▸ REQUEST
Can you condense the paragraph beginning "About 1900 there was a tendency" in the passage on symbolism below into a shorter paragraph that keeps its main facts?

The influence of a school is measured by the allies or the sympathizers through whom it succeeds in infusing its color into the general complexion of a literature. Semi-symbolists hovered between symbolism and Parnassus and helped the imprecise musicality peculiar to the new school to enter into normal verse. They included Ephraïm Mikhaël, who was most purely Parnassian; Louis Le Cardonnel, a harmonious pagan who died a Christian; Albert Samain, whose median qualities made him the poet of his generation most read by the general public; the vibrant and burning Signoret, Pierre Quillard, Adolphe Retté, and, less Parnassian and more turned inward, Georges Rodenbach, a meticulous poet of Flanders, and Charles Guérin, a master of the elegy and even of the epistle.

REPRESENTATIVES

Let us define as official representatives of symbolism those poets who in the twentieth century, after the deaths of Verlaine and Mallarmé, figured as leaders and were recognized, in the manner of Gautier and Vigny, as veterans of the school or the movement.

About 1900 there was a tendency to couple the names of Henri de Régnier and Francis Viélé-Griffin, who helped to make free verse popular. Régnier seems to us the most complete, the most flexible, and the most varied poet of the symbolist movement. With a poor vocabulary, monotony of device, casualness, chance or padding in his themes, he exerts a deep charm through his sustained musicality, his remarkable gift for making the substance of words soft and sensual. An intelligent opportunism devoid of abdication and concession made it possible for him to go from a gracious freed—rather than free—verse to the finest and most solid forms of the sonnet and the stanza.

(Lines of data)
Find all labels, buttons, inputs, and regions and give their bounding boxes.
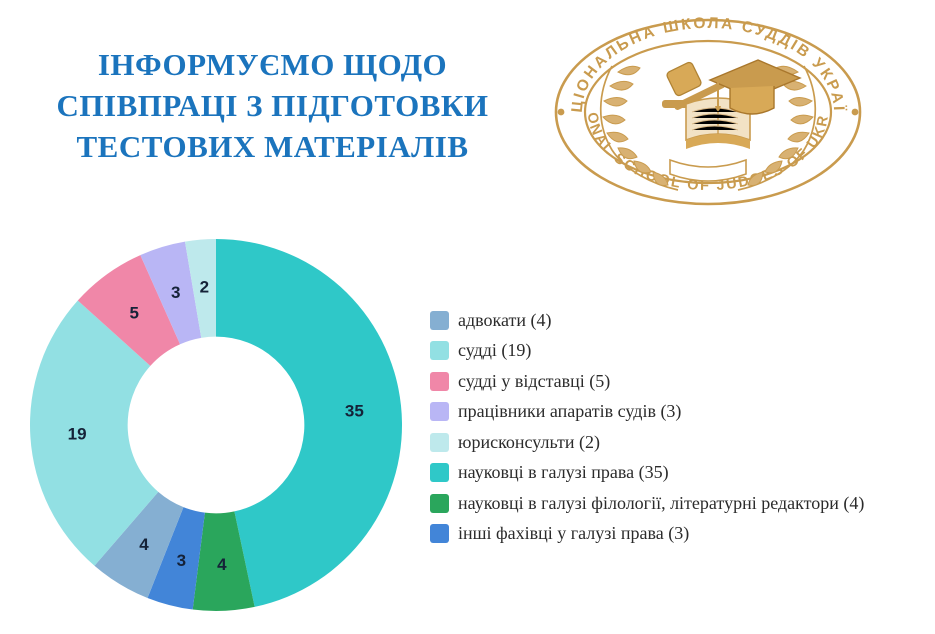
legend-item[interactable]: судді (19) <box>430 336 925 367</box>
legend-item[interactable]: адвокати (4) <box>430 305 925 336</box>
donut-slice-value-label: 4 <box>139 535 149 554</box>
page-title: ІНФОРМУЄМО ЩОДО СПІВПРАЦІ З ПІДГОТОВКИ Т… <box>0 44 545 167</box>
legend-item[interactable]: інші фахівці у галузі права (3) <box>430 519 925 550</box>
page-title-line-3: ТЕСТОВИХ МАТЕРІАЛІВ <box>0 126 545 167</box>
legend-label: адвокати (4) <box>458 310 552 331</box>
legend-color-swatch <box>430 433 449 452</box>
legend-color-swatch <box>430 524 449 543</box>
donut-chart: 3543419532 <box>28 237 404 613</box>
legend-color-swatch <box>430 341 449 360</box>
page-title-line-2: СПІВПРАЦІ З ПІДГОТОВКИ <box>0 85 545 126</box>
legend-item[interactable]: юрисконсульти (2) <box>430 427 925 458</box>
legend-label: судді (19) <box>458 340 531 361</box>
donut-slice[interactable] <box>216 239 402 607</box>
chart-legend: адвокати (4)судді (19)судді у відставці … <box>430 305 925 549</box>
page-title-line-1: ІНФОРМУЄМО ЩОДО <box>0 44 545 85</box>
legend-label: юрисконсульти (2) <box>458 432 600 453</box>
legend-label: науковці в галузі філології, літературні… <box>458 493 864 514</box>
donut-slice-value-label: 3 <box>177 551 186 570</box>
legend-color-swatch <box>430 494 449 513</box>
legend-color-swatch <box>430 402 449 421</box>
donut-slice-value-label: 19 <box>68 425 87 444</box>
donut-slice-value-label: 4 <box>217 555 227 574</box>
legend-color-swatch <box>430 372 449 391</box>
legend-item[interactable]: науковці в галузі права (35) <box>430 458 925 489</box>
legend-color-swatch <box>430 463 449 482</box>
ribbon-icon <box>670 160 746 181</box>
organization-logo: НАЦІОНАЛЬНА ШКОЛА СУДДІВ УКРАЇНИ NATIONA… <box>552 8 864 206</box>
legend-label: науковці в галузі права (35) <box>458 462 669 483</box>
donut-slice-value-label: 3 <box>171 283 180 302</box>
seal-dot-right <box>852 109 859 116</box>
legend-color-swatch <box>430 311 449 330</box>
legend-label: працівники апаратів судів (3) <box>458 401 681 422</box>
donut-slice-value-label: 5 <box>129 303 138 322</box>
seal-dot-left <box>558 109 565 116</box>
legend-item[interactable]: працівники апаратів судів (3) <box>430 397 925 428</box>
legend-item[interactable]: науковці в галузі філології, літературні… <box>430 488 925 519</box>
donut-slice-value-label: 2 <box>200 277 209 296</box>
legend-item[interactable]: судді у відставці (5) <box>430 366 925 397</box>
legend-label: судді у відставці (5) <box>458 371 610 392</box>
laurel-wreath-left-icon <box>601 66 678 190</box>
donut-slice-value-label: 35 <box>345 401 364 420</box>
legend-label: інші фахівці у галузі права (3) <box>458 523 689 544</box>
infographic-canvas: ІНФОРМУЄМО ЩОДО СПІВПРАЦІ З ПІДГОТОВКИ Т… <box>0 0 935 634</box>
donut-chart-svg: 3543419532 <box>28 237 404 613</box>
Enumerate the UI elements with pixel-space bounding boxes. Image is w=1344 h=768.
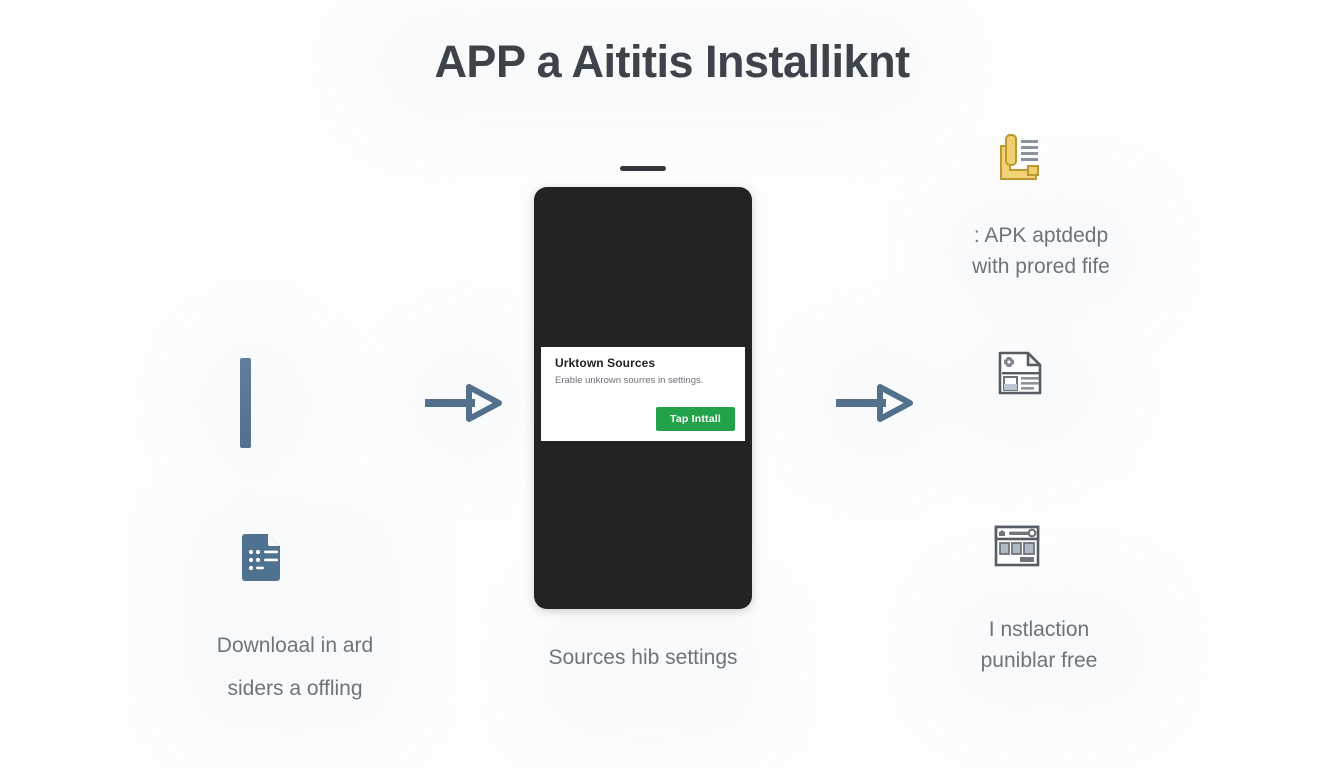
page-title: APP a Aititis Installiknt	[0, 36, 1344, 88]
arrow-right-icon-1	[425, 381, 503, 425]
infographic-canvas: APP a Aititis Installiknt Downloaal in a…	[0, 0, 1344, 768]
install-caption-line-1: I nstlaction	[914, 614, 1164, 645]
left-step-caption: Downloaal in ard siders a offling	[150, 624, 440, 710]
installer-window-icon	[990, 519, 1044, 573]
tap-install-button[interactable]: Tap Inttall	[656, 407, 735, 431]
phone-step-caption: Sources hib settings	[523, 646, 763, 670]
installation-step-caption: I nstlaction puniblar free	[914, 614, 1164, 676]
document-list-icon	[232, 528, 288, 584]
dialog-title: Urktown Sources	[555, 356, 655, 370]
install-caption-line-2: puniblar free	[914, 645, 1164, 676]
arrow-right-icon-2	[836, 381, 914, 425]
apk-package-icon	[992, 128, 1046, 182]
phone-speaker-icon	[620, 166, 666, 171]
apk-step-caption: : APK aptdedp with prored fife	[916, 220, 1166, 282]
phone-mockup: Urktown Sources Erable unkrown sourres i…	[534, 187, 752, 609]
apk-caption-line-1: : APK aptdedp	[916, 220, 1166, 251]
apk-file-document-icon	[993, 346, 1047, 400]
left-caption-line-1: Downloaal in ard	[150, 624, 440, 667]
unknown-sources-dialog: Urktown Sources Erable unkrown sourres i…	[541, 347, 745, 441]
apk-caption-line-2: with prored fife	[916, 251, 1166, 282]
halo-left-bar	[196, 336, 314, 476]
left-caption-line-2: siders a offling	[150, 667, 440, 710]
dialog-body-text: Erable unkrown sourres in settings.	[555, 375, 703, 386]
download-progress-bar	[240, 358, 251, 448]
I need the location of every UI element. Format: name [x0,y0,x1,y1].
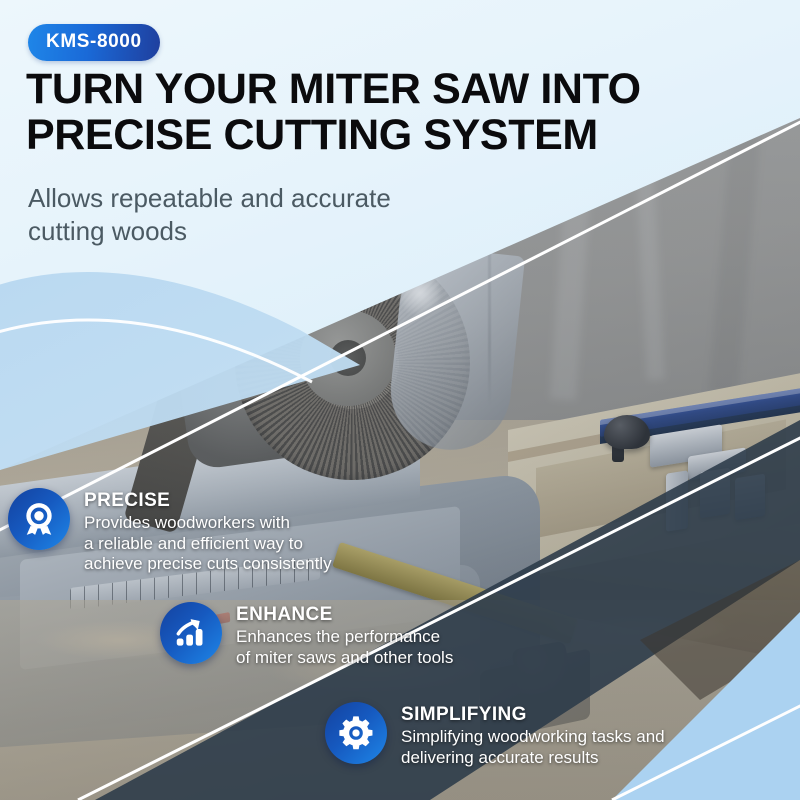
page-title: TURN YOUR MITER SAW INTO PRECISE CUTTING… [26,66,746,158]
feature-desc-line-3: achieve precise cuts consistently [84,554,332,575]
feature-desc-line-1: Provides woodworkers with [84,513,332,534]
product-model-badge: KMS-8000 [28,24,160,61]
feature-desc-line-1: Enhances the performance [236,627,453,648]
feature-item-precise: PRECISE Provides woodworkers with a reli… [8,488,332,575]
feature-desc-line-2: delivering accurate results [401,748,665,769]
feature-text: PRECISE Provides woodworkers with a reli… [84,488,332,575]
feature-item-enhance: ENHANCE Enhances the performance of mite… [160,602,453,668]
feature-description: Enhances the performance of miter saws a… [236,627,453,668]
feature-item-simplifying: SIMPLIFYING Simplifying woodworking task… [325,702,665,768]
subhead-line-1: Allows repeatable and accurate [28,182,498,215]
award-rosette-icon [8,488,70,550]
feature-title: PRECISE [84,490,332,512]
feature-title: SIMPLIFYING [401,704,665,726]
subhead-line-2: cutting woods [28,215,498,248]
hairline-upper [0,112,800,540]
growth-chart-icon [160,602,222,664]
feature-description: Simplifying woodworking tasks and delive… [401,727,665,768]
feature-text: SIMPLIFYING Simplifying woodworking task… [401,702,665,768]
feature-title: ENHANCE [236,604,453,626]
page-subtitle: Allows repeatable and accurate cutting w… [28,182,498,247]
product-banner: KMS-8000 TURN YOUR MITER SAW INTO PRECIS… [0,0,800,800]
feature-desc-line-2: a reliable and efficient way to [84,534,332,555]
feature-text: ENHANCE Enhances the performance of mite… [236,602,453,668]
feature-desc-line-2: of miter saws and other tools [236,648,453,669]
headline-line-2: PRECISE CUTTING SYSTEM [26,112,746,158]
feature-desc-line-1: Simplifying woodworking tasks and [401,727,665,748]
headline-line-1: TURN YOUR MITER SAW INTO [26,66,746,112]
feature-description: Provides woodworkers with a reliable and… [84,513,332,575]
gear-icon [325,702,387,764]
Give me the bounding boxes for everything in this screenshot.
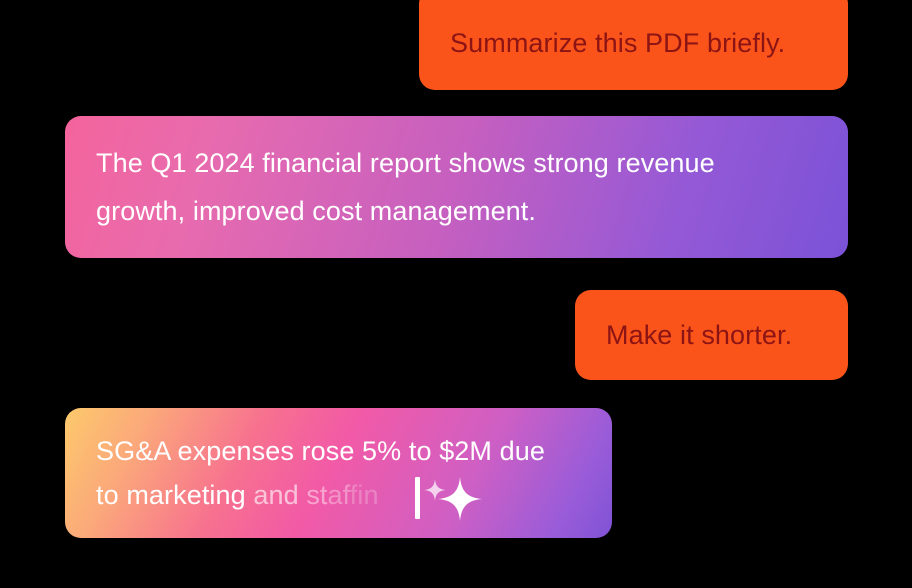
message-text-line-1: SG&A expenses rose 5% to $2M due [96, 429, 581, 473]
message-text: Make it shorter. [606, 318, 817, 352]
message-text-fade-2: st [299, 480, 328, 510]
message-bubble-user-1[interactable]: Summarize this PDF briefly. [419, 0, 848, 90]
message-text: Summarize this PDF briefly. [450, 18, 817, 60]
message-text-line-2: to marketing and staffin [96, 473, 581, 517]
message-text-solid: to marketing [96, 480, 246, 510]
message-text-line-1: The Q1 2024 financial report shows stron… [96, 139, 817, 187]
sparkle-icon [438, 473, 482, 525]
chat-surface: Summarize this PDF briefly. The Q1 2024 … [0, 0, 912, 588]
message-bubble-assistant-1[interactable]: The Q1 2024 financial report shows stron… [65, 116, 848, 258]
text-caret [415, 477, 420, 519]
message-bubble-assistant-2-streaming[interactable]: SG&A expenses rose 5% to $2M due to mark… [65, 408, 612, 538]
message-text-fade-3: af [328, 480, 350, 510]
message-text-line-2: growth, improved cost management. [96, 187, 817, 235]
message-text-fade-1: and [246, 480, 299, 510]
message-bubble-user-2[interactable]: Make it shorter. [575, 290, 848, 380]
message-text-fade-4: fin [350, 480, 379, 510]
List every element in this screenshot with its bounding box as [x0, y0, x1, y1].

▸ TASK RESPONSE
Around 1900, Henri de Régnier and Francis Viélé-Griffin, who helped popularize free verse, were often named together. Régnier is judged the most complete, flexible, and varied symbolist poet. His vocabulary is poor, his devices monotonous, and his themes casual or padded. Even so, he charms through sustained musicality and a gift for making words soft and sensual. An intelligent opportunism, without abdication or concession, let him move from gracious "freed" verse to the finest, most solid sonnet and stanza forms.